■ **GOAL**
Below are some records; reproduce every one of them exactly.

** Begin SUPPLIED MATERIAL **

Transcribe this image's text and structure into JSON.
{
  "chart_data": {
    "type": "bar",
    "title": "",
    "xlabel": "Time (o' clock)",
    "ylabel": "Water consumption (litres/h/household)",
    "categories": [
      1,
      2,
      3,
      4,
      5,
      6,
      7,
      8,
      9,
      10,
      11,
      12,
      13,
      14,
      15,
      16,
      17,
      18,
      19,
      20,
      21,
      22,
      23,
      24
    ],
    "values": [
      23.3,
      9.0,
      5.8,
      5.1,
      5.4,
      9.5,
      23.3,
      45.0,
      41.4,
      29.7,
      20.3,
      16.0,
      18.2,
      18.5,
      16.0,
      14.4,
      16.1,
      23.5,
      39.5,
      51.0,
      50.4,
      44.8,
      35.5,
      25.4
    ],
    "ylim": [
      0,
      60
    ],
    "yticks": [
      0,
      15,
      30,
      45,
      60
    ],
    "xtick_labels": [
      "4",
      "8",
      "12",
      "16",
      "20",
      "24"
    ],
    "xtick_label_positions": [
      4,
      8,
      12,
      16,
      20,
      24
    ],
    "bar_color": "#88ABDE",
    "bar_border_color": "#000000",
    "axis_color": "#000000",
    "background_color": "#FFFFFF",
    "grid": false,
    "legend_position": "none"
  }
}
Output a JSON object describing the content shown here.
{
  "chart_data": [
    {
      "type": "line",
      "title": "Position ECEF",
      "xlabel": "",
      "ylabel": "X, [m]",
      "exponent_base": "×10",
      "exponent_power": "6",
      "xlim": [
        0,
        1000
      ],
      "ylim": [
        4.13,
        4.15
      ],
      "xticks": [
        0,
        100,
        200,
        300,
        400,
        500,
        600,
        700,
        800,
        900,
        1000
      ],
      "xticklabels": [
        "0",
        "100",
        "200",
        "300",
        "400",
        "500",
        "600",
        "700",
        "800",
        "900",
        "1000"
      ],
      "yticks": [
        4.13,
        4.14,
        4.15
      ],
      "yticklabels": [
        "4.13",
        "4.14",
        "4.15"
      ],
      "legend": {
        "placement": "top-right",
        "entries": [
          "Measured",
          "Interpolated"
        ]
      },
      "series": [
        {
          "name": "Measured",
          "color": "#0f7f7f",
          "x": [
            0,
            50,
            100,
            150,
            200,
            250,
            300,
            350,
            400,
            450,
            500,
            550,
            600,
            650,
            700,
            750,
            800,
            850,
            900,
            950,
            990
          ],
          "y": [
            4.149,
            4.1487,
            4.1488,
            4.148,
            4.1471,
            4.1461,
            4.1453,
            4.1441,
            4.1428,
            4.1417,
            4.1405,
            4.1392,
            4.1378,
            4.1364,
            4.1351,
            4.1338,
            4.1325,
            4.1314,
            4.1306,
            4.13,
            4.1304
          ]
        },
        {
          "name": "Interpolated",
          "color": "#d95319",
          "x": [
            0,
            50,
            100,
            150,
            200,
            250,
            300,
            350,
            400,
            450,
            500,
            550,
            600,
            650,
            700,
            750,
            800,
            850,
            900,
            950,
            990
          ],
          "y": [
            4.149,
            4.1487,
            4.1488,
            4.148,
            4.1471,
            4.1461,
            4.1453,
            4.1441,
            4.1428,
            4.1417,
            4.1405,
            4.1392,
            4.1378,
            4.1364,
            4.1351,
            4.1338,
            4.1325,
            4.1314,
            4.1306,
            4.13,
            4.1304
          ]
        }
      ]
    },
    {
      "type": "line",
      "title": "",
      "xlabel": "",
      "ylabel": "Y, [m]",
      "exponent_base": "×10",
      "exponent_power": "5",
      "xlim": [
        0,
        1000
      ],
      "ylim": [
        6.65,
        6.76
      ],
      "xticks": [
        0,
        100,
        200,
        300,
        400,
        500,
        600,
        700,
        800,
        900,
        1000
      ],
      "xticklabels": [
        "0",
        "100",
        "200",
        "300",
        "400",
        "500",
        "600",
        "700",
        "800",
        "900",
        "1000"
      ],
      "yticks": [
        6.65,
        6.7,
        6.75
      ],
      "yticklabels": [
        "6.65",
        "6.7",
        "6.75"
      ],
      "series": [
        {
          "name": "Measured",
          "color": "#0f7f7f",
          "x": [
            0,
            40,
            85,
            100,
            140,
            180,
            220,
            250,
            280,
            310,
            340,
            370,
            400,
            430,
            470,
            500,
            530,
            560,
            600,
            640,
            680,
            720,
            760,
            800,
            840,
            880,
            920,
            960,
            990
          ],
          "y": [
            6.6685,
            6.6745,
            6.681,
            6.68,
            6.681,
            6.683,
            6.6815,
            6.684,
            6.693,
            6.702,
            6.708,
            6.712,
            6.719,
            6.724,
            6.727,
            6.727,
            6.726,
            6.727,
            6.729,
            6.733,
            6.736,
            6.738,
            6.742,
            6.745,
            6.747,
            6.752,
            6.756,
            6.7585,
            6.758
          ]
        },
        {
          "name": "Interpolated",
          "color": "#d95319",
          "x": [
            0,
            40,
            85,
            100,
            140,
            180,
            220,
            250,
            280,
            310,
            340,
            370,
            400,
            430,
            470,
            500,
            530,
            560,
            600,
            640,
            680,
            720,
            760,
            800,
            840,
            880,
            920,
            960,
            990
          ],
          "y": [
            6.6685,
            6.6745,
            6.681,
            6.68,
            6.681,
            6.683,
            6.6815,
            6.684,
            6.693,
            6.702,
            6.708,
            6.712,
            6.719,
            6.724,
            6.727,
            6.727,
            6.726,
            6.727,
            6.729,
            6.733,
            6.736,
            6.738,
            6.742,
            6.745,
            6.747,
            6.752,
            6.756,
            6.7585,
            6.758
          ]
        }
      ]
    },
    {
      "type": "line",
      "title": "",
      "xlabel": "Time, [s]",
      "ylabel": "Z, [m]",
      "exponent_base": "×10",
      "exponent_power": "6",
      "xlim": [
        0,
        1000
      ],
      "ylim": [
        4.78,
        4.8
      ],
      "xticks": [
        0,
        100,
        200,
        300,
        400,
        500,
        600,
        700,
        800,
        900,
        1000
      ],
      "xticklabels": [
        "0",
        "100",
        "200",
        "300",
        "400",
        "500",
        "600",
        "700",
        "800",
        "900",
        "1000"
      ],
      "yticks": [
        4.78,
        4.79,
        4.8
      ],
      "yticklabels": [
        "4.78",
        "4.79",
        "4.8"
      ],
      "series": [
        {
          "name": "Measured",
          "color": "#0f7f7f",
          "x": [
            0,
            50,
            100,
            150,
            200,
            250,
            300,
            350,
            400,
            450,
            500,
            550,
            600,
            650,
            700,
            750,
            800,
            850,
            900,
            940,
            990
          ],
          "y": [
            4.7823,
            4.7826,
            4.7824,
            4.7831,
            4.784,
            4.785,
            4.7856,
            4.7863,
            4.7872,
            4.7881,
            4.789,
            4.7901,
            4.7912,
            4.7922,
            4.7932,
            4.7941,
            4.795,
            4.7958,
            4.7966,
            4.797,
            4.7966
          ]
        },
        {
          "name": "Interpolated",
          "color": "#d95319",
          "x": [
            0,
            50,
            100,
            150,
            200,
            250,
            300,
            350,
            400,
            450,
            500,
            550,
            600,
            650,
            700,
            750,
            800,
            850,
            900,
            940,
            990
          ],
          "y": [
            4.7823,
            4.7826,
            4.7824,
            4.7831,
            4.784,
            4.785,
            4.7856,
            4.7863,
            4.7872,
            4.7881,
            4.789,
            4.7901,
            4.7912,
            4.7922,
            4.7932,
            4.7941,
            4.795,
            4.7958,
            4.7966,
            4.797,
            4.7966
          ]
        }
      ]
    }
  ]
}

** End SUPPLIED MATERIAL **

■ **EXPECTED ANSWER**
Transcribe this image's text and structure into JSON.
{
  "chart_data": {
    "type": "bar",
    "title": "",
    "xlabel": "Time (o' clock)",
    "ylabel": "Water consumption (litres/h/household)",
    "categories": [
      1,
      2,
      3,
      4,
      5,
      6,
      7,
      8,
      9,
      10,
      11,
      12,
      13,
      14,
      15,
      16,
      17,
      18,
      19,
      20,
      21,
      22,
      23,
      24
    ],
    "values": [
      23.3,
      9.0,
      5.8,
      5.1,
      5.4,
      9.5,
      23.3,
      45.0,
      41.4,
      29.7,
      20.3,
      16.0,
      18.2,
      18.5,
      16.0,
      14.4,
      16.1,
      23.5,
      39.5,
      51.0,
      50.4,
      44.8,
      35.5,
      25.4
    ],
    "ylim": [
      0,
      60
    ],
    "yticks": [
      0,
      15,
      30,
      45,
      60
    ],
    "xtick_labels": [
      "4",
      "8",
      "12",
      "16",
      "20",
      "24"
    ],
    "xtick_label_positions": [
      4,
      8,
      12,
      16,
      20,
      24
    ],
    "bar_color": "#88ABDE",
    "bar_border_color": "#000000",
    "axis_color": "#000000",
    "background_color": "#FFFFFF",
    "grid": false,
    "legend_position": "none"
  }
}
Output a JSON object describing the content shown here.
{
  "chart_data": [
    {
      "type": "line",
      "title": "Position ECEF",
      "xlabel": "",
      "ylabel": "X, [m]",
      "exponent_base": "×10",
      "exponent_power": "6",
      "xlim": [
        0,
        1000
      ],
      "ylim": [
        4.13,
        4.15
      ],
      "xticks": [
        0,
        100,
        200,
        300,
        400,
        500,
        600,
        700,
        800,
        900,
        1000
      ],
      "xticklabels": [
        "0",
        "100",
        "200",
        "300",
        "400",
        "500",
        "600",
        "700",
        "800",
        "900",
        "1000"
      ],
      "yticks": [
        4.13,
        4.14,
        4.15
      ],
      "yticklabels": [
        "4.13",
        "4.14",
        "4.15"
      ],
      "legend": {
        "placement": "top-right",
        "entries": [
          "Measured",
          "Interpolated"
        ]
      },
      "series": [
        {
          "name": "Measured",
          "color": "#0f7f7f",
          "x": [
            0,
            50,
            100,
            150,
            200,
            250,
            300,
            350,
            400,
            450,
            500,
            550,
            600,
            650,
            700,
            750,
            800,
            850,
            900,
            950,
            990
          ],
          "y": [
            4.149,
            4.1487,
            4.1488,
            4.148,
            4.1471,
            4.1461,
            4.1453,
            4.1441,
            4.1428,
            4.1417,
            4.1405,
            4.1392,
            4.1378,
            4.1364,
            4.1351,
            4.1338,
            4.1325,
            4.1314,
            4.1306,
            4.13,
            4.1304
          ]
        },
        {
          "name": "Interpolated",
          "color": "#d95319",
          "x": [
            0,
            50,
            100,
            150,
            200,
            250,
            300,
            350,
            400,
            450,
            500,
            550,
            600,
            650,
            700,
            750,
            800,
            850,
            900,
            950,
            990
          ],
          "y": [
            4.149,
            4.1487,
            4.1488,
            4.148,
            4.1471,
            4.1461,
            4.1453,
            4.1441,
            4.1428,
            4.1417,
            4.1405,
            4.1392,
            4.1378,
            4.1364,
            4.1351,
            4.1338,
            4.1325,
            4.1314,
            4.1306,
            4.13,
            4.1304
          ]
        }
      ]
    },
    {
      "type": "line",
      "title": "",
      "xlabel": "",
      "ylabel": "Y, [m]",
      "exponent_base": "×10",
      "exponent_power": "5",
      "xlim": [
        0,
        1000
      ],
      "ylim": [
        6.65,
        6.76
      ],
      "xticks": [
        0,
        100,
        200,
        300,
        400,
        500,
        600,
        700,
        800,
        900,
        1000
      ],
      "xticklabels": [
        "0",
        "100",
        "200",
        "300",
        "400",
        "500",
        "600",
        "700",
        "800",
        "900",
        "1000"
      ],
      "yticks": [
        6.65,
        6.7,
        6.75
      ],
      "yticklabels": [
        "6.65",
        "6.7",
        "6.75"
      ],
      "series": [
        {
          "name": "Measured",
          "color": "#0f7f7f",
          "x": [
            0,
            40,
            85,
            100,
            140,
            180,
            220,
            250,
            280,
            310,
            340,
            370,
            400,
            430,
            470,
            500,
            530,
            560,
            600,
            640,
            680,
            720,
            760,
            800,
            840,
            880,
            920,
            960,
            990
          ],
          "y": [
            6.6685,
            6.6745,
            6.681,
            6.68,
            6.681,
            6.683,
            6.6815,
            6.684,
            6.693,
            6.702,
            6.708,
            6.712,
            6.719,
            6.724,
            6.727,
            6.727,
            6.726,
            6.727,
            6.729,
            6.733,
            6.736,
            6.738,
            6.742,
            6.745,
            6.747,
            6.752,
            6.756,
            6.7585,
            6.758
          ]
        },
        {
          "name": "Interpolated",
          "color": "#d95319",
          "x": [
            0,
            40,
            85,
            100,
            140,
            180,
            220,
            250,
            280,
            310,
            340,
            370,
            400,
            430,
            470,
            500,
            530,
            560,
            600,
            640,
            680,
            720,
            760,
            800,
            840,
            880,
            920,
            960,
            990
          ],
          "y": [
            6.6685,
            6.6745,
            6.681,
            6.68,
            6.681,
            6.683,
            6.6815,
            6.684,
            6.693,
            6.702,
            6.708,
            6.712,
            6.719,
            6.724,
            6.727,
            6.727,
            6.726,
            6.727,
            6.729,
            6.733,
            6.736,
            6.738,
            6.742,
            6.745,
            6.747,
            6.752,
            6.756,
            6.7585,
            6.758
          ]
        }
      ]
    },
    {
      "type": "line",
      "title": "",
      "xlabel": "Time, [s]",
      "ylabel": "Z, [m]",
      "exponent_base": "×10",
      "exponent_power": "6",
      "xlim": [
        0,
        1000
      ],
      "ylim": [
        4.78,
        4.8
      ],
      "xticks": [
        0,
        100,
        200,
        300,
        400,
        500,
        600,
        700,
        800,
        900,
        1000
      ],
      "xticklabels": [
        "0",
        "100",
        "200",
        "300",
        "400",
        "500",
        "600",
        "700",
        "800",
        "900",
        "1000"
      ],
      "yticks": [
        4.78,
        4.79,
        4.8
      ],
      "yticklabels": [
        "4.78",
        "4.79",
        "4.8"
      ],
      "series": [
        {
          "name": "Measured",
          "color": "#0f7f7f",
          "x": [
            0,
            50,
            100,
            150,
            200,
            250,
            300,
            350,
            400,
            450,
            500,
            550,
            600,
            650,
            700,
            750,
            800,
            850,
            900,
            940,
            990
          ],
          "y": [
            4.7823,
            4.7826,
            4.7824,
            4.7831,
            4.784,
            4.785,
            4.7856,
            4.7863,
            4.7872,
            4.7881,
            4.789,
            4.7901,
            4.7912,
            4.7922,
            4.7932,
            4.7941,
            4.795,
            4.7958,
            4.7966,
            4.797,
            4.7966
          ]
        },
        {
          "name": "Interpolated",
          "color": "#d95319",
          "x": [
            0,
            50,
            100,
            150,
            200,
            250,
            300,
            350,
            400,
            450,
            500,
            550,
            600,
            650,
            700,
            750,
            800,
            850,
            900,
            940,
            990
          ],
          "y": [
            4.7823,
            4.7826,
            4.7824,
            4.7831,
            4.784,
            4.785,
            4.7856,
            4.7863,
            4.7872,
            4.7881,
            4.789,
            4.7901,
            4.7912,
            4.7922,
            4.7932,
            4.7941,
            4.795,
            4.7958,
            4.7966,
            4.797,
            4.7966
          ]
        }
      ]
    }
  ]
}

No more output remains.